#### Given entries

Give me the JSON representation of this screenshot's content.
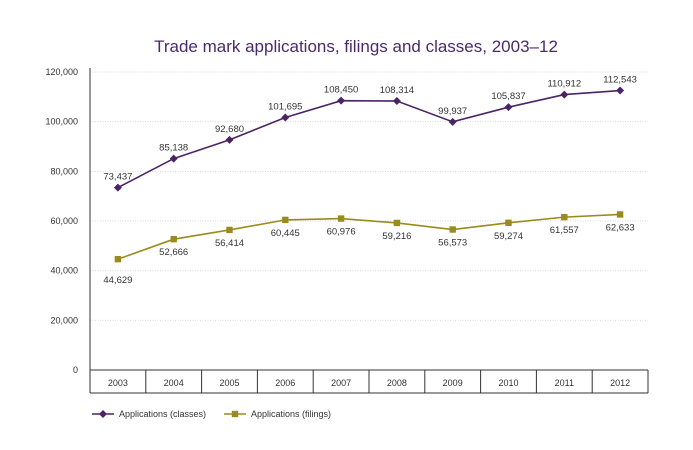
{
  "chart_data": {
    "type": "line",
    "title": "Trade mark applications, filings and classes, 2003–12",
    "xlabel": "",
    "ylabel": "",
    "ylim": [
      0,
      120000
    ],
    "yticks": [
      0,
      20000,
      40000,
      60000,
      80000,
      100000,
      120000
    ],
    "ytick_labels": [
      "0",
      "20,000",
      "40,000",
      "60,000",
      "80,000",
      "100,000",
      "120,000"
    ],
    "grid": true,
    "legend_position": "bottom-left",
    "categories": [
      "2003",
      "2004",
      "2005",
      "2006",
      "2007",
      "2008",
      "2009",
      "2010",
      "2011",
      "2012"
    ],
    "series": [
      {
        "name": "Applications (classes)",
        "color": "#4b2465",
        "marker": "diamond",
        "values": [
          73437,
          85138,
          92680,
          101695,
          108450,
          108314,
          99937,
          105837,
          110912,
          112543
        ],
        "labels": [
          "73,437",
          "85,138",
          "92,680",
          "101,695",
          "108,450",
          "108,314",
          "99,937",
          "105,837",
          "110,912",
          "112,543"
        ]
      },
      {
        "name": "Applications (filings)",
        "color": "#9a8b1e",
        "marker": "square",
        "values": [
          44629,
          52666,
          56414,
          60445,
          60976,
          59216,
          56573,
          59274,
          61557,
          62633
        ],
        "labels": [
          "44,629",
          "52,666",
          "56,414",
          "60,445",
          "60,976",
          "59,216",
          "56,573",
          "59,274",
          "61,557",
          "62,633"
        ]
      }
    ]
  }
}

########

What you need to do | Quote the entries in full. Any image among them is to be omitted from the copy.

Result for this task |
Give me the JSON representation of this screenshot's content.
{
  "chart_data": {
    "type": "line",
    "title": "Trade mark applications, filings and classes, 2003–12",
    "xlabel": "",
    "ylabel": "",
    "ylim": [
      0,
      120000
    ],
    "yticks": [
      0,
      20000,
      40000,
      60000,
      80000,
      100000,
      120000
    ],
    "ytick_labels": [
      "0",
      "20,000",
      "40,000",
      "60,000",
      "80,000",
      "100,000",
      "120,000"
    ],
    "grid": true,
    "legend_position": "bottom-left",
    "categories": [
      "2003",
      "2004",
      "2005",
      "2006",
      "2007",
      "2008",
      "2009",
      "2010",
      "2011",
      "2012"
    ],
    "series": [
      {
        "name": "Applications (classes)",
        "color": "#4b2465",
        "marker": "diamond",
        "values": [
          73437,
          85138,
          92680,
          101695,
          108450,
          108314,
          99937,
          105837,
          110912,
          112543
        ],
        "labels": [
          "73,437",
          "85,138",
          "92,680",
          "101,695",
          "108,450",
          "108,314",
          "99,937",
          "105,837",
          "110,912",
          "112,543"
        ]
      },
      {
        "name": "Applications (filings)",
        "color": "#9a8b1e",
        "marker": "square",
        "values": [
          44629,
          52666,
          56414,
          60445,
          60976,
          59216,
          56573,
          59274,
          61557,
          62633
        ],
        "labels": [
          "44,629",
          "52,666",
          "56,414",
          "60,445",
          "60,976",
          "59,216",
          "56,573",
          "59,274",
          "61,557",
          "62,633"
        ]
      }
    ]
  }
}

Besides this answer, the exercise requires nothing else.